▸ Task objective
Check each line below for the word "argo" and give the number of lines that have it, nothing more.

■ ■ ■

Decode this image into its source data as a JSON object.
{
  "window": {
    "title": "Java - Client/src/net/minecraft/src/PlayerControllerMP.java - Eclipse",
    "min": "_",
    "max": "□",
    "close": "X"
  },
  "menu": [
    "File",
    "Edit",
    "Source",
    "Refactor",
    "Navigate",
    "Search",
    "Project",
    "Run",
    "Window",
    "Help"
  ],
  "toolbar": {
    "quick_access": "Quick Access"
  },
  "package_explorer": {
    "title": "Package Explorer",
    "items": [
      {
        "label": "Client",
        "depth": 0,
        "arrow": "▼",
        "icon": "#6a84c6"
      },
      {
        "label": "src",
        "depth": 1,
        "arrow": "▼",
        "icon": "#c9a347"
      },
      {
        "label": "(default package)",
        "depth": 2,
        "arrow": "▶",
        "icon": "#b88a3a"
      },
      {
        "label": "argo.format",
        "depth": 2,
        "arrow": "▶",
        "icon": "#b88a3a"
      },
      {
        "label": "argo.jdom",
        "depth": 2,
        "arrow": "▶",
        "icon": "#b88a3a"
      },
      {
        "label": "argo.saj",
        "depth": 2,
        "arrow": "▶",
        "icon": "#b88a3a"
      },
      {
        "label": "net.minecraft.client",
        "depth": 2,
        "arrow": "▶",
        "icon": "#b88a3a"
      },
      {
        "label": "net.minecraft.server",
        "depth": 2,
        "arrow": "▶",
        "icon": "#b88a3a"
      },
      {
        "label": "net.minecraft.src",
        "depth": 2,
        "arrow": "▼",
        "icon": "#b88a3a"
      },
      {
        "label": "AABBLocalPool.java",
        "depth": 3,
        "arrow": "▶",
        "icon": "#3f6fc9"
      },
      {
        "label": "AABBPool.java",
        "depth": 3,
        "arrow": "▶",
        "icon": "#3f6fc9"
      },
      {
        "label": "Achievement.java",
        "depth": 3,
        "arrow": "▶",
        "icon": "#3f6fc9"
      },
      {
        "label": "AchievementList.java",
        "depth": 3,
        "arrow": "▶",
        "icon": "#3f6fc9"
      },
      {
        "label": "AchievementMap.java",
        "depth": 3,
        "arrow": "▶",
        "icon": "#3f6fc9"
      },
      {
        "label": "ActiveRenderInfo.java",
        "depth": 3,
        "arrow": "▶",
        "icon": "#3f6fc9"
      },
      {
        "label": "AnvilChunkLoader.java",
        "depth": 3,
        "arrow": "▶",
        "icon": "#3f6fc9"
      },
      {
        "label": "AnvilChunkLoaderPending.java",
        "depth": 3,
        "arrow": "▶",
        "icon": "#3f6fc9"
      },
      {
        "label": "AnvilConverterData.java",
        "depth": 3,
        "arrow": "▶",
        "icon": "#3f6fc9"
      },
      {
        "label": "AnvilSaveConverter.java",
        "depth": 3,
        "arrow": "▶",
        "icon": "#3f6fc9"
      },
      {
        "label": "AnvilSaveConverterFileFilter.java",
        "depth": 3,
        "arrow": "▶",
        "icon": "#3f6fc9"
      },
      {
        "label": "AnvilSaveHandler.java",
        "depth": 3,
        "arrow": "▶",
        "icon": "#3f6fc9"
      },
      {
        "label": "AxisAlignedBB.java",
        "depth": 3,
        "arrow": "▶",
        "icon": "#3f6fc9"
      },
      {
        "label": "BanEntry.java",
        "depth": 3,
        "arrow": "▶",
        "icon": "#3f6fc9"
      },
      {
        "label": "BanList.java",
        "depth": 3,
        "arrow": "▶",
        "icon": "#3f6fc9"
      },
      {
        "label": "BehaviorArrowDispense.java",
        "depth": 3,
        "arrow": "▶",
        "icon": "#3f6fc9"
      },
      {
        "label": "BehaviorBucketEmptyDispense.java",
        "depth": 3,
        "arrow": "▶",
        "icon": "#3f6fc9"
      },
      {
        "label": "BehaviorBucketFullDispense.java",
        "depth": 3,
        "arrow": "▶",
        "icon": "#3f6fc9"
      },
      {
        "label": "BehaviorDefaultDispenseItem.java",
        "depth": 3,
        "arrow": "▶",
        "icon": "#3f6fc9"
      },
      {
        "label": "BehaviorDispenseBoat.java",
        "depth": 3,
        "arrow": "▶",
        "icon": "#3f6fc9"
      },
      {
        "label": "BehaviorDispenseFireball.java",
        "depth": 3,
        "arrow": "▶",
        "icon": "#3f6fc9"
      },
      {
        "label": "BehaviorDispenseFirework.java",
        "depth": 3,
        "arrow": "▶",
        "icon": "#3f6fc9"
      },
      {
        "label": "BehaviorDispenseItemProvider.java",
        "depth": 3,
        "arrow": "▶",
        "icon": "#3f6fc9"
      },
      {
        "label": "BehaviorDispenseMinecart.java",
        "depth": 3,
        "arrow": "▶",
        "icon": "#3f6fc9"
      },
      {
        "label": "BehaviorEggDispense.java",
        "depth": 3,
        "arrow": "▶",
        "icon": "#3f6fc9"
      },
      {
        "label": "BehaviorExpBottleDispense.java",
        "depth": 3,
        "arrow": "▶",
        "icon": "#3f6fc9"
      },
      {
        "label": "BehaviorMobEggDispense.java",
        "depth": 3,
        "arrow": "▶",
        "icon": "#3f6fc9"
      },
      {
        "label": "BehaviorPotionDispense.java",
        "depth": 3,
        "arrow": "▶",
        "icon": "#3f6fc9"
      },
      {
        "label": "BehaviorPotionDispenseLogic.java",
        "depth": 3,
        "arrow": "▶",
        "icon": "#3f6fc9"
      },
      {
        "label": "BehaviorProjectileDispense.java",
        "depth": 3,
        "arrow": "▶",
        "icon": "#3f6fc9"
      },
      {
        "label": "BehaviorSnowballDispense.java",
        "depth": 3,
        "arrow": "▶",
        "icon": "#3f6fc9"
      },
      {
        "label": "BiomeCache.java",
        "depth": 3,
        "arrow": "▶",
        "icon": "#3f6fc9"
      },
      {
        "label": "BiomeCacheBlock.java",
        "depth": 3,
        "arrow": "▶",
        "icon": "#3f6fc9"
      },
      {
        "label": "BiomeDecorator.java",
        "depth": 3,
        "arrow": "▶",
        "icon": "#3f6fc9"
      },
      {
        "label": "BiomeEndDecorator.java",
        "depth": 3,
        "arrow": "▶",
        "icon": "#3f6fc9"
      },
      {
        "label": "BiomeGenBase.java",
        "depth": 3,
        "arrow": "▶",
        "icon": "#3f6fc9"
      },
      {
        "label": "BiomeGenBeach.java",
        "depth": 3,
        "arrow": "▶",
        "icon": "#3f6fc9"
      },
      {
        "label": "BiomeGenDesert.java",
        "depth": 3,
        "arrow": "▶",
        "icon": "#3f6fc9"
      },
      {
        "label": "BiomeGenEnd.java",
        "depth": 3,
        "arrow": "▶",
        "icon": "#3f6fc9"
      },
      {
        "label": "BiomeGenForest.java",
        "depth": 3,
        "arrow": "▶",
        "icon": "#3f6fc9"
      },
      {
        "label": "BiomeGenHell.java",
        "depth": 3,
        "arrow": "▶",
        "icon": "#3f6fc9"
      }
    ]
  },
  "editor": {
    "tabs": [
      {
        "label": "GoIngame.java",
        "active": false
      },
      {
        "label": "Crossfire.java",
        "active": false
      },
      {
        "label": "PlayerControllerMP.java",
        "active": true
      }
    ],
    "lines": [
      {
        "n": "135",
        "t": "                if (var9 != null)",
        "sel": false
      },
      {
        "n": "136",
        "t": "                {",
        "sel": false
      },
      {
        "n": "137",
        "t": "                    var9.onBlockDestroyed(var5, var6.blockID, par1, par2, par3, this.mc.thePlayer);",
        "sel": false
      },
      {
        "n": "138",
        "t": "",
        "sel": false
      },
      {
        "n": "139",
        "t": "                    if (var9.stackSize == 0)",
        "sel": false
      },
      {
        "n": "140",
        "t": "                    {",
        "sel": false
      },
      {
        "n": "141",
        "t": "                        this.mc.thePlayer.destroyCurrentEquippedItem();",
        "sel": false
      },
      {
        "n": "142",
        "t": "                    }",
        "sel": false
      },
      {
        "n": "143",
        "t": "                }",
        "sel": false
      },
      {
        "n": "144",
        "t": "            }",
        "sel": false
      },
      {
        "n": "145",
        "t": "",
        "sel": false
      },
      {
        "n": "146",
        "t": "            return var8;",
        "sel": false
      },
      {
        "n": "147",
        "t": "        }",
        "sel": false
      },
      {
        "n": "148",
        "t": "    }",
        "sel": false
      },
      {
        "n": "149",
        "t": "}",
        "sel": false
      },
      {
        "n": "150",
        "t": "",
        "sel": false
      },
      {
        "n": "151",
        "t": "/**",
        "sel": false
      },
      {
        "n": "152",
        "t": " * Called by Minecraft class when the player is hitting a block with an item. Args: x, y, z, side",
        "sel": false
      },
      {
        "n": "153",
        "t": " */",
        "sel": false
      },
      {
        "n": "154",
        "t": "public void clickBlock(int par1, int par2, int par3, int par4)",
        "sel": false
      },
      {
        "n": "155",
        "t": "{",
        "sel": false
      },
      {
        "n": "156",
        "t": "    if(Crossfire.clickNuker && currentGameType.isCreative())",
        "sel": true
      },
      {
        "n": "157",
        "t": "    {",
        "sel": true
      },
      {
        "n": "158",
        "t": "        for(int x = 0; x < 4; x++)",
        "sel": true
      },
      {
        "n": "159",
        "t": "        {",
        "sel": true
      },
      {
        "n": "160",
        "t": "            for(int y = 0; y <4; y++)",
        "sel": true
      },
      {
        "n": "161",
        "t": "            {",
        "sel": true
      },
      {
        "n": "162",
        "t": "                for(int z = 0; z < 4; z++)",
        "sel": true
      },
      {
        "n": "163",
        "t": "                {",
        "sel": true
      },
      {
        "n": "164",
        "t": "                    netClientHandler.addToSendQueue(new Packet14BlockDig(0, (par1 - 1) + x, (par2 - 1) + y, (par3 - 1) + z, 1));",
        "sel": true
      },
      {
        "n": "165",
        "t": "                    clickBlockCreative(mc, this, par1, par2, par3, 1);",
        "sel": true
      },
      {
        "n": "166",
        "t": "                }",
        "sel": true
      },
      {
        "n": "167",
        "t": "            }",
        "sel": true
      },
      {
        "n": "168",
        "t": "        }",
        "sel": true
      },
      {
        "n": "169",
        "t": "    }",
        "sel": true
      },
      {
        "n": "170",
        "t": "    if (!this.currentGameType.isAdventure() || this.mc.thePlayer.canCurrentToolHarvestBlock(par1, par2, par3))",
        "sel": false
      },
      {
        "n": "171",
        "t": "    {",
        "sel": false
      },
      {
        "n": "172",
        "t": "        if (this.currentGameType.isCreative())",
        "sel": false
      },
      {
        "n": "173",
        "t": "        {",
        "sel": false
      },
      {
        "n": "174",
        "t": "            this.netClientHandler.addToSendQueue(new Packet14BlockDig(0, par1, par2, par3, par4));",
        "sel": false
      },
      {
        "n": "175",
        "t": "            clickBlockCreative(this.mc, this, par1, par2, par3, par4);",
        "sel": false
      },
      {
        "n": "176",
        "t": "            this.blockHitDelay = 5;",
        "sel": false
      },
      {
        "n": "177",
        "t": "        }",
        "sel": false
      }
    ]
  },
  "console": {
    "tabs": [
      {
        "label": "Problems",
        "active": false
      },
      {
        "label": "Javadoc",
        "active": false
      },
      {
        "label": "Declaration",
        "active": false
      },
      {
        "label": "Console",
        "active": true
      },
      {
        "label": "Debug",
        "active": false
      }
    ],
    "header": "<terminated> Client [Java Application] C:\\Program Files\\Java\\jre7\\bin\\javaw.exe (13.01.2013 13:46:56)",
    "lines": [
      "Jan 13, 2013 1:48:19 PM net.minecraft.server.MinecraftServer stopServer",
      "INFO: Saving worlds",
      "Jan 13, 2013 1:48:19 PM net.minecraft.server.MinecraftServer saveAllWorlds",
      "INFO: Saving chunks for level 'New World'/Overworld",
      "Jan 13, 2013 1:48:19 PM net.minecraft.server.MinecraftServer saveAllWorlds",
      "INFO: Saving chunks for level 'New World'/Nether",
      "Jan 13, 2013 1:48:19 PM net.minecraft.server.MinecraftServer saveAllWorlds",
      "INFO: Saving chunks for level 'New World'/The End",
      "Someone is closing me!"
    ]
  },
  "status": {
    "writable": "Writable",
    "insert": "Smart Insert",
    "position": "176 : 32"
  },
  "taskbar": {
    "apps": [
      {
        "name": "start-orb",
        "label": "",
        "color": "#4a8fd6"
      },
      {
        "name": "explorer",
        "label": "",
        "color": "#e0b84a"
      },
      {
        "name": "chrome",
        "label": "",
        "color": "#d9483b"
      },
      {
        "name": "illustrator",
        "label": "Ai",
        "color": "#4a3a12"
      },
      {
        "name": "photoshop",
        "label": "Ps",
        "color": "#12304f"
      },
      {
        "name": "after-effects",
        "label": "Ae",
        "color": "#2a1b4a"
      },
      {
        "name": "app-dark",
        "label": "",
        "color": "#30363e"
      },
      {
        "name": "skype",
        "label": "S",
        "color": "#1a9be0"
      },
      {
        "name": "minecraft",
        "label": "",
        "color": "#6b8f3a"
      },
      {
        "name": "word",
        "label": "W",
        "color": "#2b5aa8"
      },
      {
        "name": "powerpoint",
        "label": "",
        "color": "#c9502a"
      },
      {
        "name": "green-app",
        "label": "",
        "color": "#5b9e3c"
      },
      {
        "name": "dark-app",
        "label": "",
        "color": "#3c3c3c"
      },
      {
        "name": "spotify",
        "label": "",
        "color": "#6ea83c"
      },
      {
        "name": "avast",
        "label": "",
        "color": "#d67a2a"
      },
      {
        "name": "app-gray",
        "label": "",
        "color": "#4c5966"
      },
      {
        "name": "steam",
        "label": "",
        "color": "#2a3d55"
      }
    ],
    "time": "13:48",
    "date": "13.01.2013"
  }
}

■ ■ ■

▸ Solution below
3